• _Work to be completed_: Scan the lines below for the string "into" and copy every one that has it.

• _Data lines_:
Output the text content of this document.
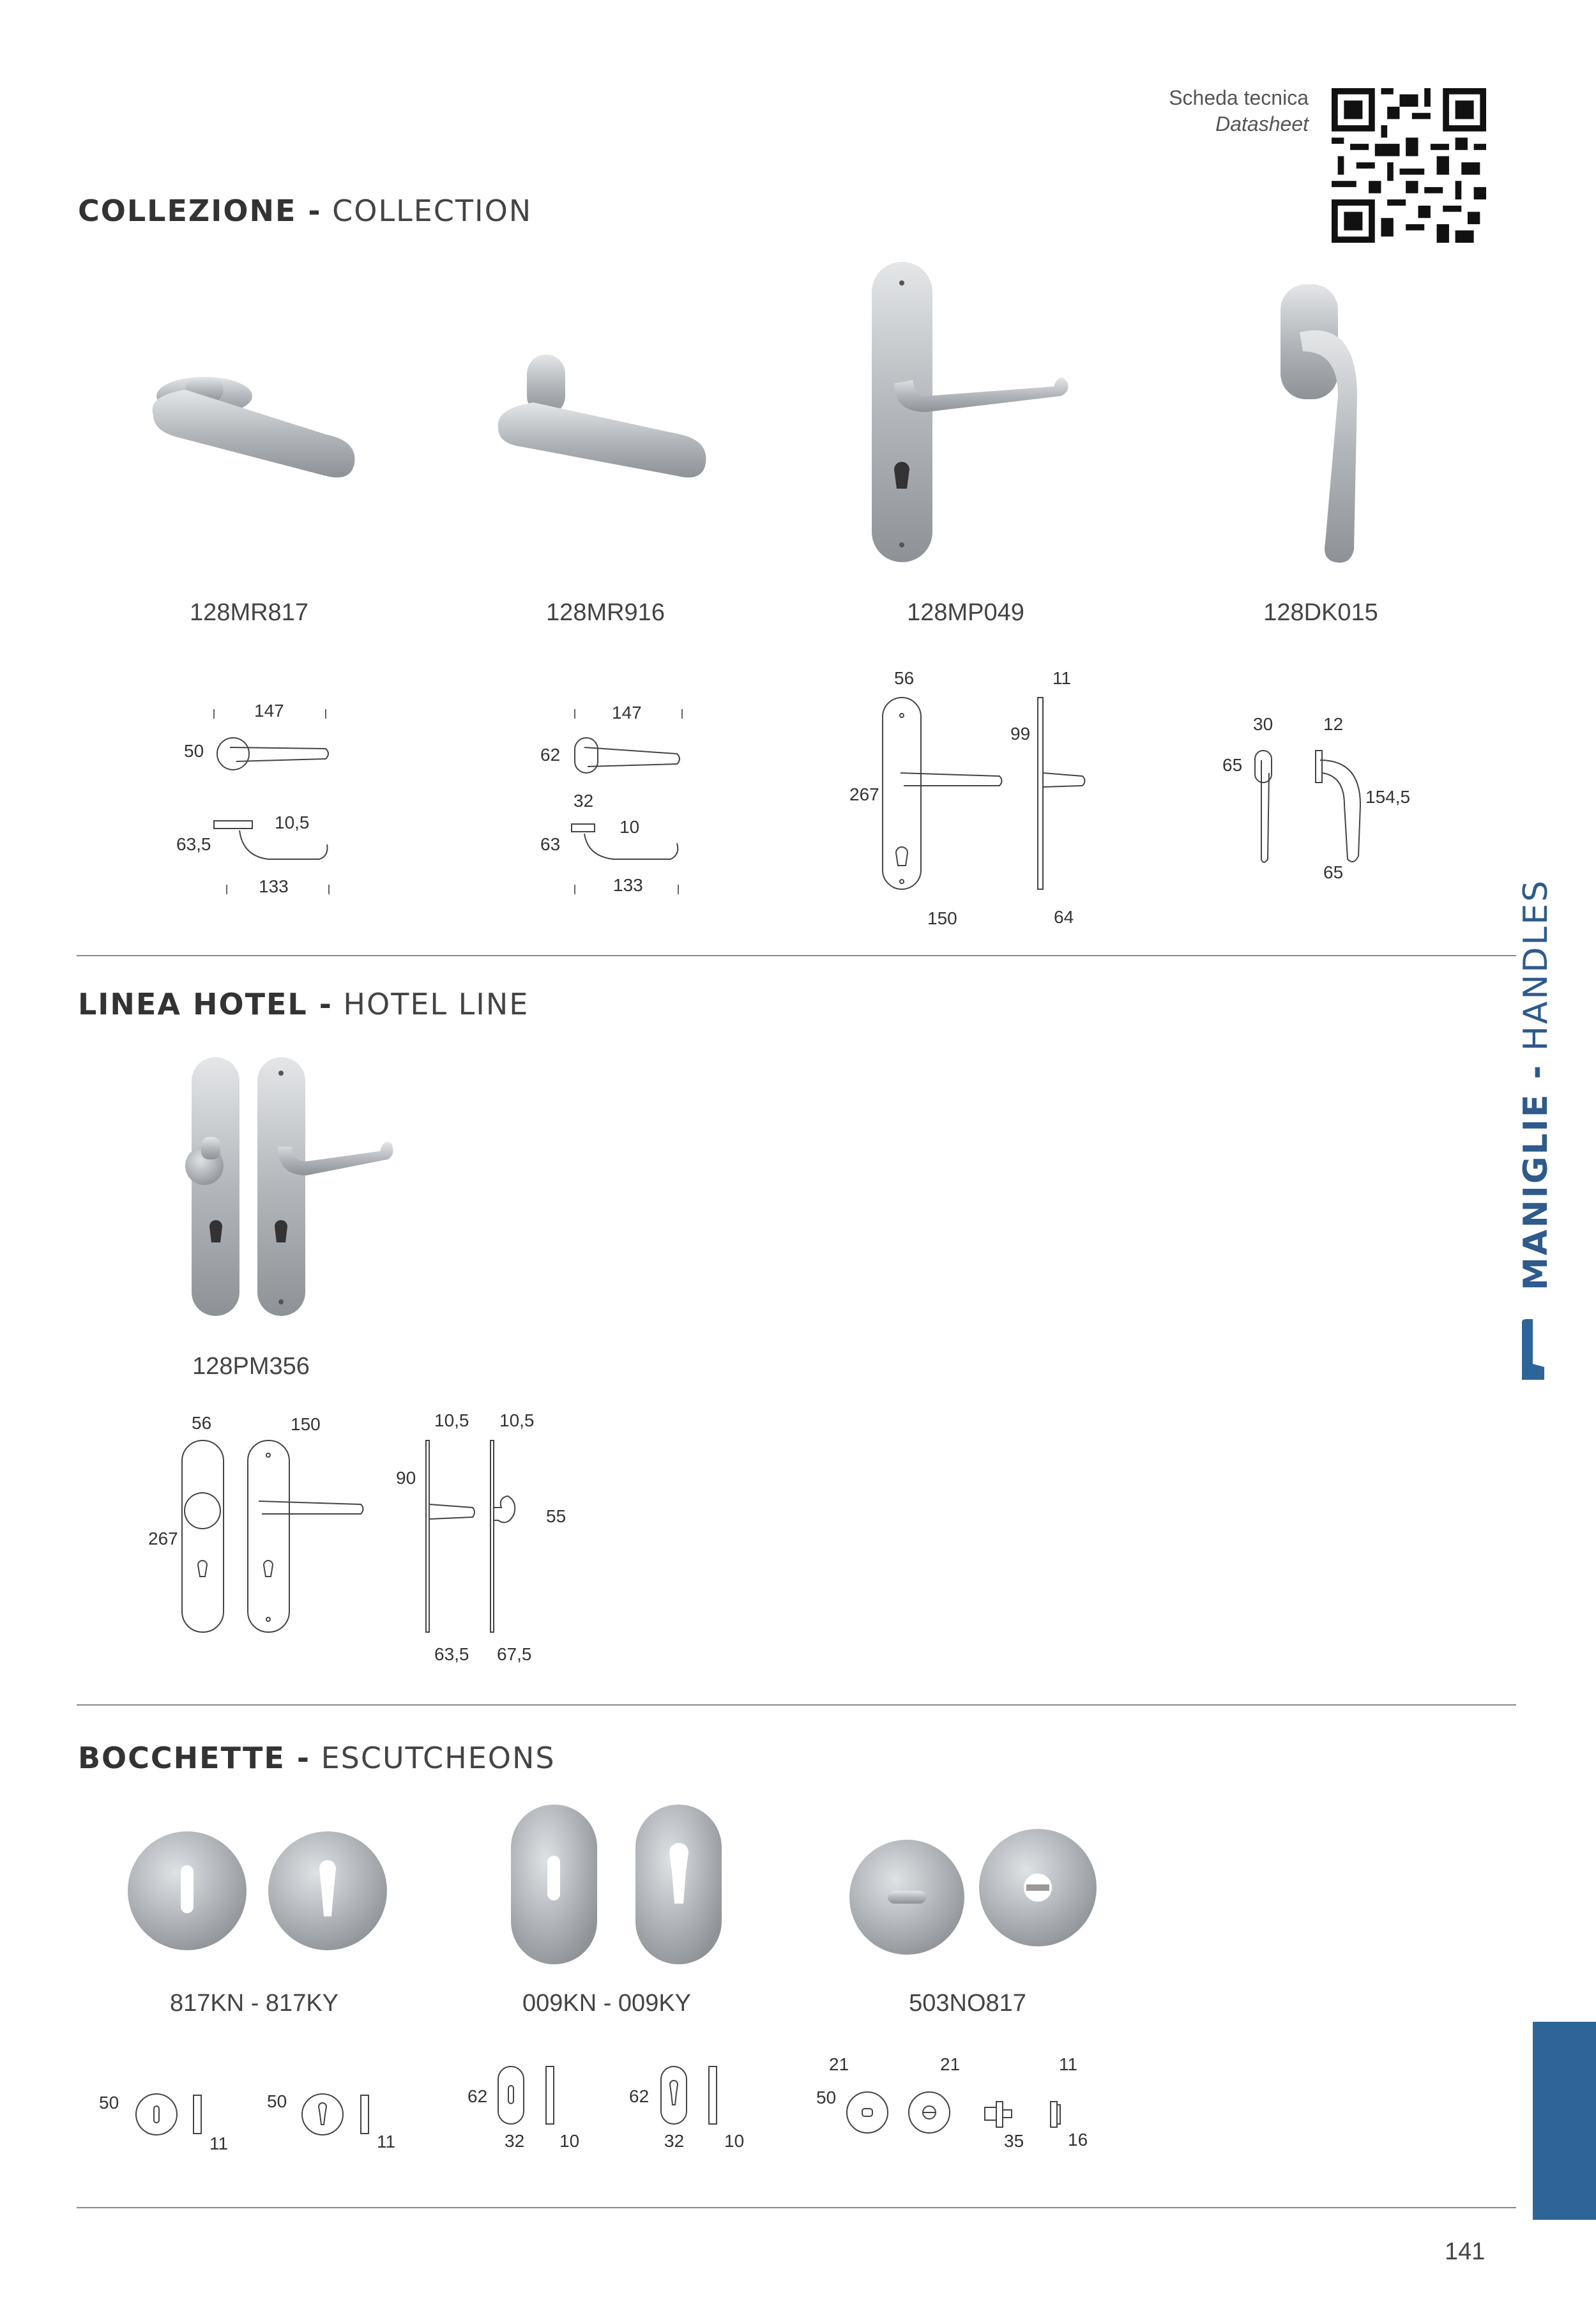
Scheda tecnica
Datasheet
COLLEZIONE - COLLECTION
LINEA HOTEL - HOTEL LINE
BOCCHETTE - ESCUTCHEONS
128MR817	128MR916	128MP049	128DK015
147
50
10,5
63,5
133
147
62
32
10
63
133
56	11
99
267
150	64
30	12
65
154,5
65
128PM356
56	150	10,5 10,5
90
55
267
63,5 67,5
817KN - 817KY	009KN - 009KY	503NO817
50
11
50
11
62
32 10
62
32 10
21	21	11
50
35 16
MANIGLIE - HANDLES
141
* * *
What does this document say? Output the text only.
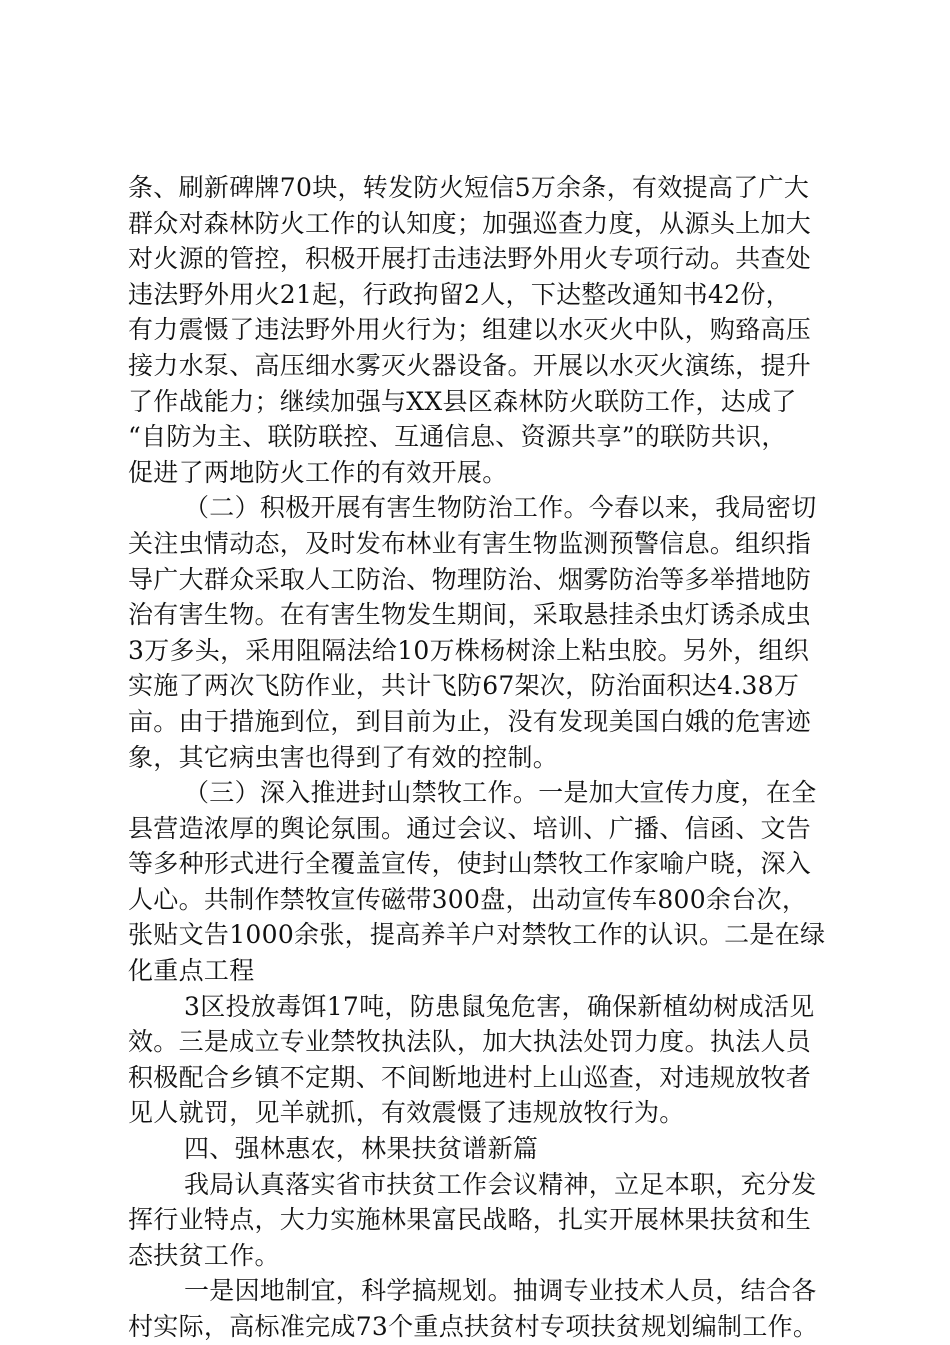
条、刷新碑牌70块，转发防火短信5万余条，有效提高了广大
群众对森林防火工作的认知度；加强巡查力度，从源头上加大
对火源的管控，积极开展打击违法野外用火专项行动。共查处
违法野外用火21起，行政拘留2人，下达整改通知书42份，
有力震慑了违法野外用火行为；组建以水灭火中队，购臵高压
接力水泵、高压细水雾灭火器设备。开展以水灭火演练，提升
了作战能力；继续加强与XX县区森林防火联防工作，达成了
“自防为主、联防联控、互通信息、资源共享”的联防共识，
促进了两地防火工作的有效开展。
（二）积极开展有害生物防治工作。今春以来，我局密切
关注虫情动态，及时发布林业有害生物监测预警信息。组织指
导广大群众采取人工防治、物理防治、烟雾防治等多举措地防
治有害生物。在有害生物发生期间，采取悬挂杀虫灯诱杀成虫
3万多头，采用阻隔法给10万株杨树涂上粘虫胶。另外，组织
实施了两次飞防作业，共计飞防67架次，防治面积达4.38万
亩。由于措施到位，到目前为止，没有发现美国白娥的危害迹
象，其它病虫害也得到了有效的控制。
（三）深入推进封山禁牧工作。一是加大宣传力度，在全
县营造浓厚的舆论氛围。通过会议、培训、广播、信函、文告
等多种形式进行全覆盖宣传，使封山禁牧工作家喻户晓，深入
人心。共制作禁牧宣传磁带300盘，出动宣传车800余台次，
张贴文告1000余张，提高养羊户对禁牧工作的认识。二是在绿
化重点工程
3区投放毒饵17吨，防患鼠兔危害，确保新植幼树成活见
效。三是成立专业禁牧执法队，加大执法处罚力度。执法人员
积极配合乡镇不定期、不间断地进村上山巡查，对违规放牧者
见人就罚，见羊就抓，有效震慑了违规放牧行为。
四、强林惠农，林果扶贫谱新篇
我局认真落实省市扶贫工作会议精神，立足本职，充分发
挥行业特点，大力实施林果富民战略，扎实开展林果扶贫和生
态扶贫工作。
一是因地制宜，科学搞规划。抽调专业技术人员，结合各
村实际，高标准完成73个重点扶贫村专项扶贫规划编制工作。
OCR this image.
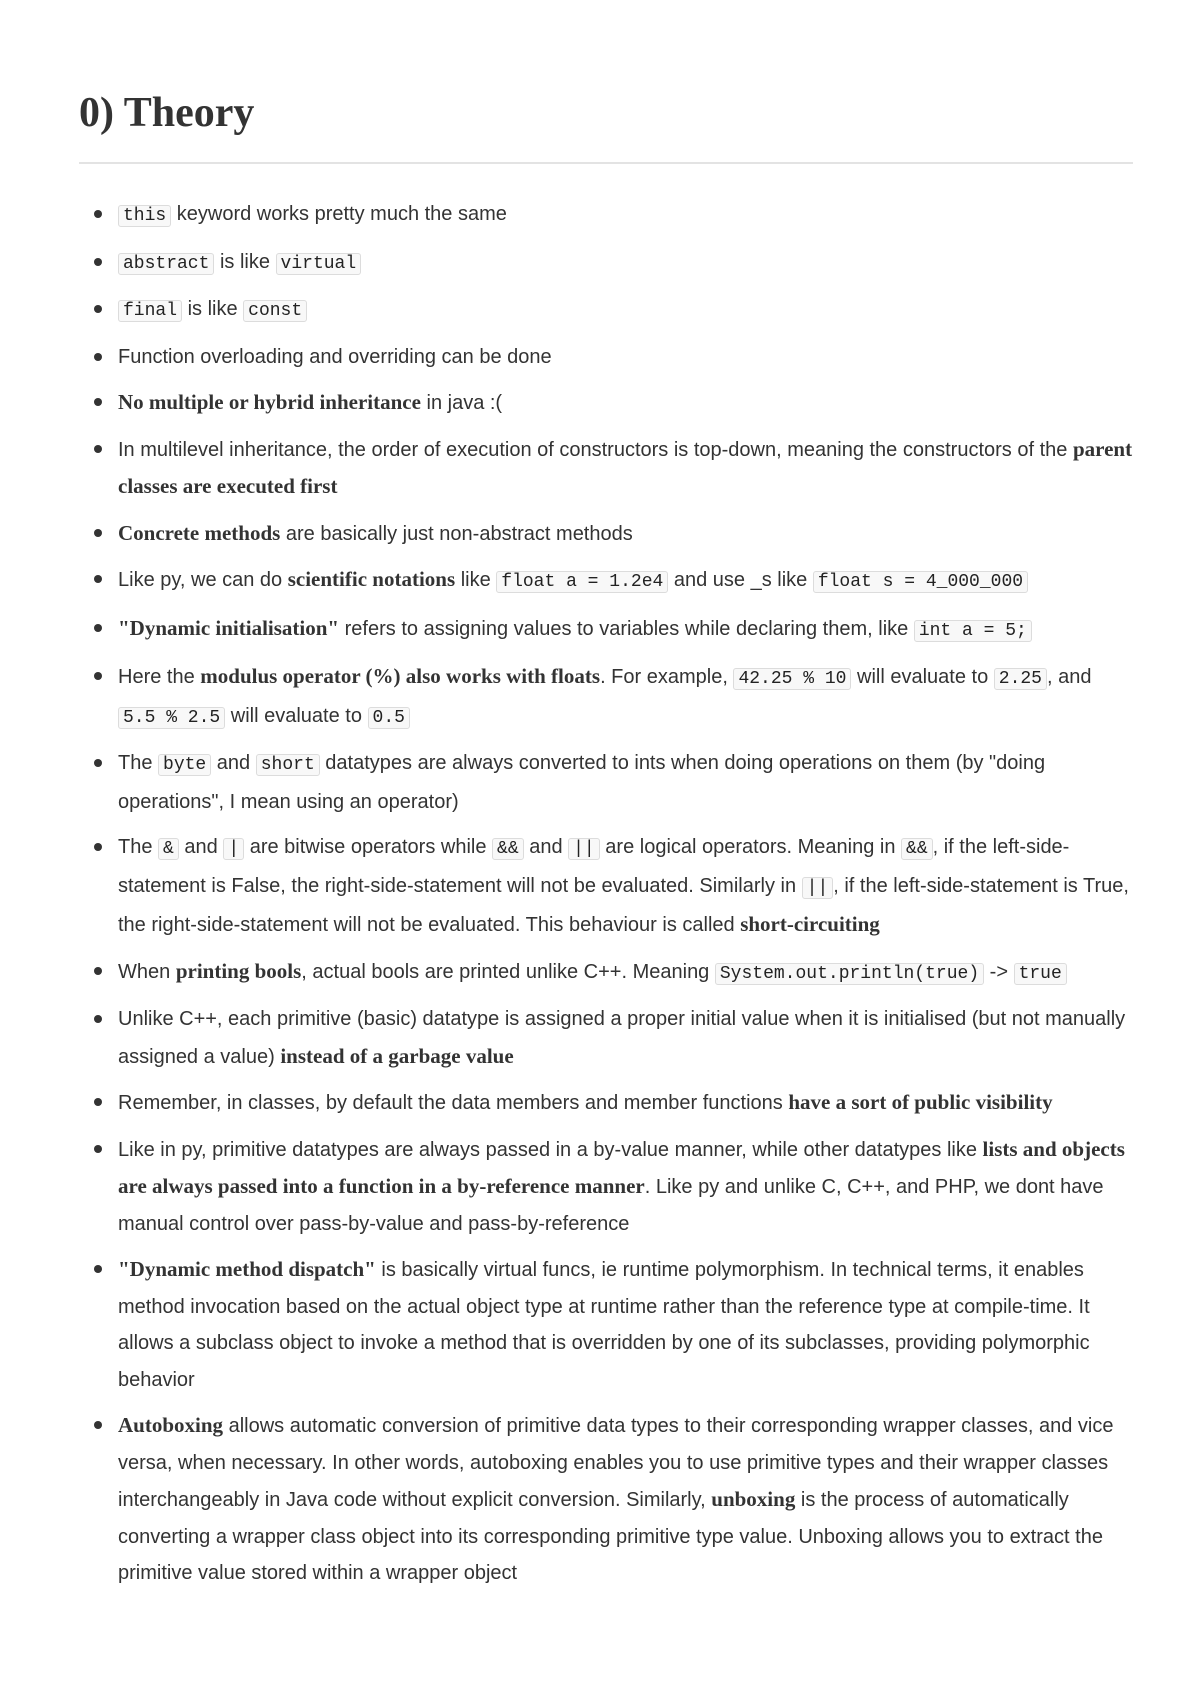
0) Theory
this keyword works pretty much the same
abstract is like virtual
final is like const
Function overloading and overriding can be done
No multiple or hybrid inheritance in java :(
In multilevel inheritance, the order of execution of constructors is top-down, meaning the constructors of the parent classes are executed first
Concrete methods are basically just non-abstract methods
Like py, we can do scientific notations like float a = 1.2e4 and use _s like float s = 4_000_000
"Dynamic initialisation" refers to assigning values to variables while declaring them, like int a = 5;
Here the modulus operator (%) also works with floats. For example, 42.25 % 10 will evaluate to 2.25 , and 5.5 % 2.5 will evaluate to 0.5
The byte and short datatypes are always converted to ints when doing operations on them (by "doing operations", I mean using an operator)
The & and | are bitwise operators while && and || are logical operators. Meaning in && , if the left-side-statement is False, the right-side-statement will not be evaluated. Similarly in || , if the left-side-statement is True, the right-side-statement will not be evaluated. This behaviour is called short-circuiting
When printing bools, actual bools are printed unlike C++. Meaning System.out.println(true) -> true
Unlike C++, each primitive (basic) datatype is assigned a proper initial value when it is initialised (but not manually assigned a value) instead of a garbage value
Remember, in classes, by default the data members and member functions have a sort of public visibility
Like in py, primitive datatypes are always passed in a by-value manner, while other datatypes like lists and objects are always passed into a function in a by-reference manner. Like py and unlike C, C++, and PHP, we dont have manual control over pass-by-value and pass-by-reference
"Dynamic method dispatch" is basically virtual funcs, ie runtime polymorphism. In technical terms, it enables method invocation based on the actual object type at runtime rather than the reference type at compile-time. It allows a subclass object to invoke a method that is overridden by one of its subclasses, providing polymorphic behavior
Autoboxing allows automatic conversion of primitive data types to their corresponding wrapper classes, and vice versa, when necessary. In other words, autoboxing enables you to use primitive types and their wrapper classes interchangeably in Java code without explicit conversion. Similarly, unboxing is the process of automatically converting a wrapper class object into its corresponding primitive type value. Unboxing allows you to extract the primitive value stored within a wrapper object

• _Written reply_:
Like in py, primitive datatypes are always passed in a by-value manner, while other datatypes like lists and objects are always passed into a function in a by-reference manner. Like py and unlike C, C++, and PHP, we dont have manual control over pass-by-value and pass-by-reference
Autoboxing allows automatic conversion of primitive data types to their corresponding wrapper classes, and vice versa, when necessary. In other words, autoboxing enables you to use primitive types and their wrapper classes interchangeably in Java code without explicit conversion. Similarly, unboxing is the process of automatically converting a wrapper class object into its corresponding primitive type value. Unboxing allows you to extract the primitive value stored within a wrapper object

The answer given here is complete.